What needs to be done ▸
Produce the listing below again, exactly as shown.

Stored entries:

_____

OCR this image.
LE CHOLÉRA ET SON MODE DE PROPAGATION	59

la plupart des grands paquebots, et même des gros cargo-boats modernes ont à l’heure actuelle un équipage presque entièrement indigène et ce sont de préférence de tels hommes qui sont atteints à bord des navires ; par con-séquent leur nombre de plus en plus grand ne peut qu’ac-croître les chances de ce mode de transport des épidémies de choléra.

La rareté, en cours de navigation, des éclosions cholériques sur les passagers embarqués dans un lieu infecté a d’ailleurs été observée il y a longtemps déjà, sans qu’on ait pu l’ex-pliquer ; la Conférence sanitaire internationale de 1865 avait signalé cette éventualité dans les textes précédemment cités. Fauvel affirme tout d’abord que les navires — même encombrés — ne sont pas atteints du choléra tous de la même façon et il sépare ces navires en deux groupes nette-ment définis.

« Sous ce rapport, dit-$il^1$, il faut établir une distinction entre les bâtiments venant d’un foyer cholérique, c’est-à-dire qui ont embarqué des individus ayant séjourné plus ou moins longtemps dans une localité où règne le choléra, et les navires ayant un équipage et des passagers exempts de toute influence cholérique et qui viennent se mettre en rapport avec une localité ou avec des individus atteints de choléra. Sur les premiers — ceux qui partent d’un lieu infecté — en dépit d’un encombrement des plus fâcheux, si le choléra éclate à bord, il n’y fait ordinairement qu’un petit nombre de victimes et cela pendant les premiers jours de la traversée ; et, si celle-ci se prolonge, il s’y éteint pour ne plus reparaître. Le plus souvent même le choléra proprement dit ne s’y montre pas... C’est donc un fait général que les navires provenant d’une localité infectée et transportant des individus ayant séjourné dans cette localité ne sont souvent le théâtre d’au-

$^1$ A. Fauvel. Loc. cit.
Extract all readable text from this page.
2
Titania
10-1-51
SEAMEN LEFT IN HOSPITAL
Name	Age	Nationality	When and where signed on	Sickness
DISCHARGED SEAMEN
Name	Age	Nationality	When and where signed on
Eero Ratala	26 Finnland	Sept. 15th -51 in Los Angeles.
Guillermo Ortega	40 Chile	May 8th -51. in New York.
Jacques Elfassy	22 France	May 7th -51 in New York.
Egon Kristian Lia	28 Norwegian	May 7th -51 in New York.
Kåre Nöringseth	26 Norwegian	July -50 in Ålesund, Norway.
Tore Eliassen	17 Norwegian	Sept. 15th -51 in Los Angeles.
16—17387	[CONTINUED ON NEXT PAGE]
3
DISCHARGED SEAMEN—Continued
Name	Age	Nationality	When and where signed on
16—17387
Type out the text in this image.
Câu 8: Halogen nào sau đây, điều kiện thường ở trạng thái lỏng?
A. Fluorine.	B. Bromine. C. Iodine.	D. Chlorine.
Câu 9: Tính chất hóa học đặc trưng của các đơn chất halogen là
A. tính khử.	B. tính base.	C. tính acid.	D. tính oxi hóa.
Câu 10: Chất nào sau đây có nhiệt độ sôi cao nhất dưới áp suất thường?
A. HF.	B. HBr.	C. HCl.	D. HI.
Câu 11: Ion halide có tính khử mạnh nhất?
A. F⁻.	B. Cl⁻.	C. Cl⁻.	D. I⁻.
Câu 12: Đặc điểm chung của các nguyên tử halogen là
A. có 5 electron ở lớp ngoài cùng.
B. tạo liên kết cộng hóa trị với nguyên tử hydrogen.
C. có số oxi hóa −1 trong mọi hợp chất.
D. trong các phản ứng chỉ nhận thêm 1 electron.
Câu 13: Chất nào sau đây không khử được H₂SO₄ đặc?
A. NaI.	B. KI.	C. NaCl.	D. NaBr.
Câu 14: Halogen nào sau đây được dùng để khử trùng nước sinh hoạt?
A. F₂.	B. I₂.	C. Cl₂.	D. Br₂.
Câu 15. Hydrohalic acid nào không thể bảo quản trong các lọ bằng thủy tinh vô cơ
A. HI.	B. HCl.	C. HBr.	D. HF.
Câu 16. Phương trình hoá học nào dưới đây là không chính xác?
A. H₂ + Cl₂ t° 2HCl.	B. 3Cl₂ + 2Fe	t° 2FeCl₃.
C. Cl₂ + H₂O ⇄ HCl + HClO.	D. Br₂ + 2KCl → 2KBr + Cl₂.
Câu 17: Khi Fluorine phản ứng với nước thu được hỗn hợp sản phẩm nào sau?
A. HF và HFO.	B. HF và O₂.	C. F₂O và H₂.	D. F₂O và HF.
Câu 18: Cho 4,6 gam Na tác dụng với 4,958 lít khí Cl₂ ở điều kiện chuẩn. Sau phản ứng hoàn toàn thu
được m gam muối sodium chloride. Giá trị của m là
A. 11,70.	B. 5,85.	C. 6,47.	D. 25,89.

_____

Solution to the problem ▸
OCR this image.
LE CHOLÉRA ET SON MODE DE PROPAGATION	59

la plupart des grands paquebots, et même des gros cargo-boats modernes ont à l’heure actuelle un équipage presque entièrement indigène et ce sont de préférence de tels hommes qui sont atteints à bord des navires ; par con-séquent leur nombre de plus en plus grand ne peut qu’ac-croître les chances de ce mode de transport des épidémies de choléra.

La rareté, en cours de navigation, des éclosions cholériques sur les passagers embarqués dans un lieu infecté a d’ailleurs été observée il y a longtemps déjà, sans qu’on ait pu l’ex-pliquer ; la Conférence sanitaire internationale de 1865 avait signalé cette éventualité dans les textes précédemment cités. Fauvel affirme tout d’abord que les navires — même encombrés — ne sont pas atteints du choléra tous de la même façon et il sépare ces navires en deux groupes nette-ment définis.

« Sous ce rapport, dit-$il^1$, il faut établir une distinction entre les bâtiments venant d’un foyer cholérique, c’est-à-dire qui ont embarqué des individus ayant séjourné plus ou moins longtemps dans une localité où règne le choléra, et les navires ayant un équipage et des passagers exempts de toute influence cholérique et qui viennent se mettre en rapport avec une localité ou avec des individus atteints de choléra. Sur les premiers — ceux qui partent d’un lieu infecté — en dépit d’un encombrement des plus fâcheux, si le choléra éclate à bord, il n’y fait ordinairement qu’un petit nombre de victimes et cela pendant les premiers jours de la traversée ; et, si celle-ci se prolonge, il s’y éteint pour ne plus reparaître. Le plus souvent même le choléra proprement dit ne s’y montre pas... C’est donc un fait général que les navires provenant d’une localité infectée et transportant des individus ayant séjourné dans cette localité ne sont souvent le théâtre d’au-

$^1$ A. Fauvel. Loc. cit.
Extract all readable text from this page.
2
Titania
10-1-51
SEAMEN LEFT IN HOSPITAL
Name	Age	Nationality	When and where signed on	Sickness
DISCHARGED SEAMEN
Name	Age	Nationality	When and where signed on
Eero Ratala	26 Finnland	Sept. 15th -51 in Los Angeles.
Guillermo Ortega	40 Chile	May 8th -51. in New York.
Jacques Elfassy	22 France	May 7th -51 in New York.
Egon Kristian Lia	28 Norwegian	May 7th -51 in New York.
Kåre Nöringseth	26 Norwegian	July -50 in Ålesund, Norway.
Tore Eliassen	17 Norwegian	Sept. 15th -51 in Los Angeles.
16—17387	[CONTINUED ON NEXT PAGE]
3
DISCHARGED SEAMEN—Continued
Name	Age	Nationality	When and where signed on
16—17387
Type out the text in this image.
Câu 8: Halogen nào sau đây, điều kiện thường ở trạng thái lỏng?
A. Fluorine.	B. Bromine. C. Iodine.	D. Chlorine.
Câu 9: Tính chất hóa học đặc trưng của các đơn chất halogen là
A. tính khử.	B. tính base.	C. tính acid.	D. tính oxi hóa.
Câu 10: Chất nào sau đây có nhiệt độ sôi cao nhất dưới áp suất thường?
A. HF.	B. HBr.	C. HCl.	D. HI.
Câu 11: Ion halide có tính khử mạnh nhất?
A. F⁻.	B. Cl⁻.	C. Cl⁻.	D. I⁻.
Câu 12: Đặc điểm chung của các nguyên tử halogen là
A. có 5 electron ở lớp ngoài cùng.
B. tạo liên kết cộng hóa trị với nguyên tử hydrogen.
C. có số oxi hóa −1 trong mọi hợp chất.
D. trong các phản ứng chỉ nhận thêm 1 electron.
Câu 13: Chất nào sau đây không khử được H₂SO₄ đặc?
A. NaI.	B. KI.	C. NaCl.	D. NaBr.
Câu 14: Halogen nào sau đây được dùng để khử trùng nước sinh hoạt?
A. F₂.	B. I₂.	C. Cl₂.	D. Br₂.
Câu 15. Hydrohalic acid nào không thể bảo quản trong các lọ bằng thủy tinh vô cơ
A. HI.	B. HCl.	C. HBr.	D. HF.
Câu 16. Phương trình hoá học nào dưới đây là không chính xác?
A. H₂ + Cl₂ t° 2HCl.	B. 3Cl₂ + 2Fe	t° 2FeCl₃.
C. Cl₂ + H₂O ⇄ HCl + HClO.	D. Br₂ + 2KCl → 2KBr + Cl₂.
Câu 17: Khi Fluorine phản ứng với nước thu được hỗn hợp sản phẩm nào sau?
A. HF và HFO.	B. HF và O₂.	C. F₂O và H₂.	D. F₂O và HF.
Câu 18: Cho 4,6 gam Na tác dụng với 4,958 lít khí Cl₂ ở điều kiện chuẩn. Sau phản ứng hoàn toàn thu
được m gam muối sodium chloride. Giá trị của m là
A. 11,70.	B. 5,85.	C. 6,47.	D. 25,89.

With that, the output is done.